(Task goal):
Without skipping anything, write out each record below exactly.

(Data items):
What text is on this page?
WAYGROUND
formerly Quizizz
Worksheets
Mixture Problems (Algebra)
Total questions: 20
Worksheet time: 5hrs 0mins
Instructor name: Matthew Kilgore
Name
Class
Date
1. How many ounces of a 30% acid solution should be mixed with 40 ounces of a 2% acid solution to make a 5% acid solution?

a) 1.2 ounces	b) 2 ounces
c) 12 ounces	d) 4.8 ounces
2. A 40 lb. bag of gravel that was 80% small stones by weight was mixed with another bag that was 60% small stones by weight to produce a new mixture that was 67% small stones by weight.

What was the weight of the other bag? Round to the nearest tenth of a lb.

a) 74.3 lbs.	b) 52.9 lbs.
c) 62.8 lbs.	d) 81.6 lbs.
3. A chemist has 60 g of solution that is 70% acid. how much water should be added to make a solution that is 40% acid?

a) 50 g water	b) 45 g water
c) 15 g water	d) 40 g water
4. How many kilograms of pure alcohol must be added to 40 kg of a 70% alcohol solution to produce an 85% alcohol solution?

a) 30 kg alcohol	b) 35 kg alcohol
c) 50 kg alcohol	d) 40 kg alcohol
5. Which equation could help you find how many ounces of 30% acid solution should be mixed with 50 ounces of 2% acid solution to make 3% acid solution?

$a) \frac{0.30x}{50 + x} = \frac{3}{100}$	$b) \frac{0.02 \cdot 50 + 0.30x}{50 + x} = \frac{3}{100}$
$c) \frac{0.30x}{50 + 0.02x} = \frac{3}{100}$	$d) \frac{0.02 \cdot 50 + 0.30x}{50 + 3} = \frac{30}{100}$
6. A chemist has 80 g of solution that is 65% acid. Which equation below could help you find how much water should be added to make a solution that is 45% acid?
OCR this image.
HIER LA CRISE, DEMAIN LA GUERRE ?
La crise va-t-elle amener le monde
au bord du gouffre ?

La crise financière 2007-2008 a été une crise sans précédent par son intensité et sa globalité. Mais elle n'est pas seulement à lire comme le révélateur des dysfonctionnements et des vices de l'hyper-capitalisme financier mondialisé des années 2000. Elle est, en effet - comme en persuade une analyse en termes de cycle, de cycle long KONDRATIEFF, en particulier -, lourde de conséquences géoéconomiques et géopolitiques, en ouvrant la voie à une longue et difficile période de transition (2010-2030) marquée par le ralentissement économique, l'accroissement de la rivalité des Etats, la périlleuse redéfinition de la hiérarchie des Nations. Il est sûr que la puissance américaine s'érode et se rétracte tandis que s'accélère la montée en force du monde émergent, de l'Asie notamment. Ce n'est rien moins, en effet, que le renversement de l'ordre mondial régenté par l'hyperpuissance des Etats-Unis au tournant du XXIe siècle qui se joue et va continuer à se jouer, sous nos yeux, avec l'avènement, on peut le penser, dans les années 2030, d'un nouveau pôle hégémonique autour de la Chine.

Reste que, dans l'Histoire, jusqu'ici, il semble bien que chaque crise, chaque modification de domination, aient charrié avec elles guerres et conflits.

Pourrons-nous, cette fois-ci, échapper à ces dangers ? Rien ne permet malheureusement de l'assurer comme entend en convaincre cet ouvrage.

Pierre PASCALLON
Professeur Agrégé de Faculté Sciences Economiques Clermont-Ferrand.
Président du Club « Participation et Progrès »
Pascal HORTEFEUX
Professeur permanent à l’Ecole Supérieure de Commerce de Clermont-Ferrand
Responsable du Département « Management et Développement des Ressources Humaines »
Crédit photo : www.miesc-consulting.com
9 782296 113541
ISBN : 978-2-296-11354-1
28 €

(Task solution):
What text is on this page?
WAYGROUND
formerly Quizizz
Worksheets
Mixture Problems (Algebra)
Total questions: 20
Worksheet time: 5hrs 0mins
Instructor name: Matthew Kilgore
Name
Class
Date
1. How many ounces of a 30% acid solution should be mixed with 40 ounces of a 2% acid solution to make a 5% acid solution?

a) 1.2 ounces	b) 2 ounces
c) 12 ounces	d) 4.8 ounces
2. A 40 lb. bag of gravel that was 80% small stones by weight was mixed with another bag that was 60% small stones by weight to produce a new mixture that was 67% small stones by weight.

What was the weight of the other bag? Round to the nearest tenth of a lb.

a) 74.3 lbs.	b) 52.9 lbs.
c) 62.8 lbs.	d) 81.6 lbs.
3. A chemist has 60 g of solution that is 70% acid. how much water should be added to make a solution that is 40% acid?

a) 50 g water	b) 45 g water
c) 15 g water	d) 40 g water
4. How many kilograms of pure alcohol must be added to 40 kg of a 70% alcohol solution to produce an 85% alcohol solution?

a) 30 kg alcohol	b) 35 kg alcohol
c) 50 kg alcohol	d) 40 kg alcohol
5. Which equation could help you find how many ounces of 30% acid solution should be mixed with 50 ounces of 2% acid solution to make 3% acid solution?

$a) \frac{0.30x}{50 + x} = \frac{3}{100}$	$b) \frac{0.02 \cdot 50 + 0.30x}{50 + x} = \frac{3}{100}$
$c) \frac{0.30x}{50 + 0.02x} = \frac{3}{100}$	$d) \frac{0.02 \cdot 50 + 0.30x}{50 + 3} = \frac{30}{100}$
6. A chemist has 80 g of solution that is 65% acid. Which equation below could help you find how much water should be added to make a solution that is 45% acid?
OCR this image.
HIER LA CRISE, DEMAIN LA GUERRE ?
La crise va-t-elle amener le monde
au bord du gouffre ?

La crise financière 2007-2008 a été une crise sans précédent par son intensité et sa globalité. Mais elle n'est pas seulement à lire comme le révélateur des dysfonctionnements et des vices de l'hyper-capitalisme financier mondialisé des années 2000. Elle est, en effet - comme en persuade une analyse en termes de cycle, de cycle long KONDRATIEFF, en particulier -, lourde de conséquences géoéconomiques et géopolitiques, en ouvrant la voie à une longue et difficile période de transition (2010-2030) marquée par le ralentissement économique, l'accroissement de la rivalité des Etats, la périlleuse redéfinition de la hiérarchie des Nations. Il est sûr que la puissance américaine s'érode et se rétracte tandis que s'accélère la montée en force du monde émergent, de l'Asie notamment. Ce n'est rien moins, en effet, que le renversement de l'ordre mondial régenté par l'hyperpuissance des Etats-Unis au tournant du XXIe siècle qui se joue et va continuer à se jouer, sous nos yeux, avec l'avènement, on peut le penser, dans les années 2030, d'un nouveau pôle hégémonique autour de la Chine.

Reste que, dans l'Histoire, jusqu'ici, il semble bien que chaque crise, chaque modification de domination, aient charrié avec elles guerres et conflits.

Pourrons-nous, cette fois-ci, échapper à ces dangers ? Rien ne permet malheureusement de l'assurer comme entend en convaincre cet ouvrage.

Pierre PASCALLON
Professeur Agrégé de Faculté Sciences Economiques Clermont-Ferrand.
Président du Club « Participation et Progrès »
Pascal HORTEFEUX
Professeur permanent à l’Ecole Supérieure de Commerce de Clermont-Ferrand
Responsable du Département « Management et Développement des Ressources Humaines »
Crédit photo : www.miesc-consulting.com
9 782296 113541
ISBN : 978-2-296-11354-1
28 €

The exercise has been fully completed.